The base 181 is a base made of an insulator and extends in the + Y direction from the side surface of the cover 170. A pad 182 and a wiring 183 having a rectangular shape in a plan view are provided on the upper surface of the base 181. The portion of the base 181 connected to the cover 170 and provided with the wiring 183 is narrow in the X direction as in the wiring 183, and the portion provided with the pad 182 on the tip side is rectangular in a plan view. Such a base 181 may be made of an insulator, for example, urethane rubber.

The pad 182 is connected to the wiring 131 of the circuit unit 130 via the wiring 183. The pad 182 is provided on the upper surface of the base 181 and is set so that the impedance seen from the electronic device 150 is equal to the impedance seen from the electronic device 150 to the probe 140. As an example, the pad 182 and the wiring 183 may be made of copper, nickel, gold, an alloy thereof, or the like, similarly to the circuit unit 130. The pad 182 is provided outside the base material layer 120 and the cover 170 via the wiring 183.

——

- [Problem details] Quote the passage on the base and pad from "The pad 182 is connected" up to and including "170 via the wiring 183.", word for word.

- [Excerpted data]
——

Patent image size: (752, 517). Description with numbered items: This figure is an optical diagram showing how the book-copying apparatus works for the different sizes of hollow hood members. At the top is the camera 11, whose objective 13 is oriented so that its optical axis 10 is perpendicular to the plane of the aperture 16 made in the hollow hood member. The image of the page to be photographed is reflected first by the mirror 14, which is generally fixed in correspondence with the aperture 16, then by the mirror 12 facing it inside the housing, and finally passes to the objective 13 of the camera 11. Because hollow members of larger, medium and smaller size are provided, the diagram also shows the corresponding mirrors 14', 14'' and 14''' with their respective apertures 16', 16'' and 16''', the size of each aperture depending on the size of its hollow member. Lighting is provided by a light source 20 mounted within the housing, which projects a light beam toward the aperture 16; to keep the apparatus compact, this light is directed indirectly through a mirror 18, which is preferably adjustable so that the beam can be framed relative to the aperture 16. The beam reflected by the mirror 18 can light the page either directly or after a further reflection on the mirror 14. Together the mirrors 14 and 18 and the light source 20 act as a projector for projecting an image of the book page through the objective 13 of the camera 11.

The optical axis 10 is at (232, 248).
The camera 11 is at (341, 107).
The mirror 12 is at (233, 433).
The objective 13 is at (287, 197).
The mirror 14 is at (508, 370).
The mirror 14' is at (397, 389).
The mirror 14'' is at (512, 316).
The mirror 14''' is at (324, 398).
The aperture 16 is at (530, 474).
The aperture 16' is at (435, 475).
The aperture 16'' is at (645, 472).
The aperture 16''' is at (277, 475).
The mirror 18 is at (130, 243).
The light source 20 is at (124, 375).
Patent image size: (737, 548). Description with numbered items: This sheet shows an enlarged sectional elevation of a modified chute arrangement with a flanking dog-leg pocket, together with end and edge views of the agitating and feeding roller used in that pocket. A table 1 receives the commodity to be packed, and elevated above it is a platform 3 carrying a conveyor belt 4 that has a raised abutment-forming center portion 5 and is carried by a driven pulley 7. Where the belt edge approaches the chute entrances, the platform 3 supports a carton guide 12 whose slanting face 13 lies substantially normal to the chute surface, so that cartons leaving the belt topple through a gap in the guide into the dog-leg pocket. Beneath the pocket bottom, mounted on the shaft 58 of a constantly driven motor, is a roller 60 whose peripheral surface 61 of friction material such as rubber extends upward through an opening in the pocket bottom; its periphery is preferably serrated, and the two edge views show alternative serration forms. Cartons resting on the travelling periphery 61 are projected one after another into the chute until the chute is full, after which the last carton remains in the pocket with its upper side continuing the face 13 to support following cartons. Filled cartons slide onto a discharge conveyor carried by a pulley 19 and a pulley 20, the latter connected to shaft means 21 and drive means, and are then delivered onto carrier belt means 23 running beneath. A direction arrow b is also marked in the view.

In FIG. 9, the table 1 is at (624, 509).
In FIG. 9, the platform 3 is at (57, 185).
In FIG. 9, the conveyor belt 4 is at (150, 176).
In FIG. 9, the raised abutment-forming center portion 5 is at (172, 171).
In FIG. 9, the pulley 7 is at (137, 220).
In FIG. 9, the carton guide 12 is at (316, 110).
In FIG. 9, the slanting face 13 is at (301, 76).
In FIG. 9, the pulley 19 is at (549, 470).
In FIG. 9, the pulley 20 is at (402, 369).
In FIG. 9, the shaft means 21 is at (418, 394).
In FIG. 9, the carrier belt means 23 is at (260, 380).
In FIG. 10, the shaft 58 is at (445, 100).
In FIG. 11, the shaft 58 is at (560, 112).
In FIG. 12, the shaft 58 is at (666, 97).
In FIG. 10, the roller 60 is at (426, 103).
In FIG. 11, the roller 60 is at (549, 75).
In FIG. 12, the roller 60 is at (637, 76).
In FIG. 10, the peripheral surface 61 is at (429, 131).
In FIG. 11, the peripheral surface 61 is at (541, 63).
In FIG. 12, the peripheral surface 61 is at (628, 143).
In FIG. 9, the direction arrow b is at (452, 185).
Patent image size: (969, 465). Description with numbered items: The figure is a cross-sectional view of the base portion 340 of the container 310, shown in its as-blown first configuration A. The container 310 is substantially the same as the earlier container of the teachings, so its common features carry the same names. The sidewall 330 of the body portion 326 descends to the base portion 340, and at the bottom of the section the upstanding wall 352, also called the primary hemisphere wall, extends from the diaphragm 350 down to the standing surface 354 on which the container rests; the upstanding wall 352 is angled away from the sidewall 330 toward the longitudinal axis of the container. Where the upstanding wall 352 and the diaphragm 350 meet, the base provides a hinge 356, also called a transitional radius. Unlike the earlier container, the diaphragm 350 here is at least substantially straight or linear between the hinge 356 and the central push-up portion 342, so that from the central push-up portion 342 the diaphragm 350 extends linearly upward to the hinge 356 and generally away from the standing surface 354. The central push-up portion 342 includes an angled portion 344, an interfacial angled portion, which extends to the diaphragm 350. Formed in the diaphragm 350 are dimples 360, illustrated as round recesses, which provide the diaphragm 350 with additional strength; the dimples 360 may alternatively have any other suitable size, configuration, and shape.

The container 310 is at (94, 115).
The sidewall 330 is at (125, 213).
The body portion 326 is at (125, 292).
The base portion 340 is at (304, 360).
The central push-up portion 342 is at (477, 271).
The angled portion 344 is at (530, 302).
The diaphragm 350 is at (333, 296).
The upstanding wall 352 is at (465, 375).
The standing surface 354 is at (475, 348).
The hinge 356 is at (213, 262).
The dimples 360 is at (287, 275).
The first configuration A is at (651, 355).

——

- [Exercise output]
The pad 182 is connected to the wiring 131 of the circuit unit 130 via the wiring 183. The pad 182 is provided on the upper surface of the base 181 and is set so that the impedance seen from the electronic device 150 is equal to the impedance seen from the electronic device 150 to the probe 140. As an example, the pad 182 and the wiring 183 may be made of copper, nickel, gold, an alloy thereof, or the like, similarly to the circuit unit 130. The pad 182 is provided outside the base material layer 120 and the cover 170 via the wiring 183.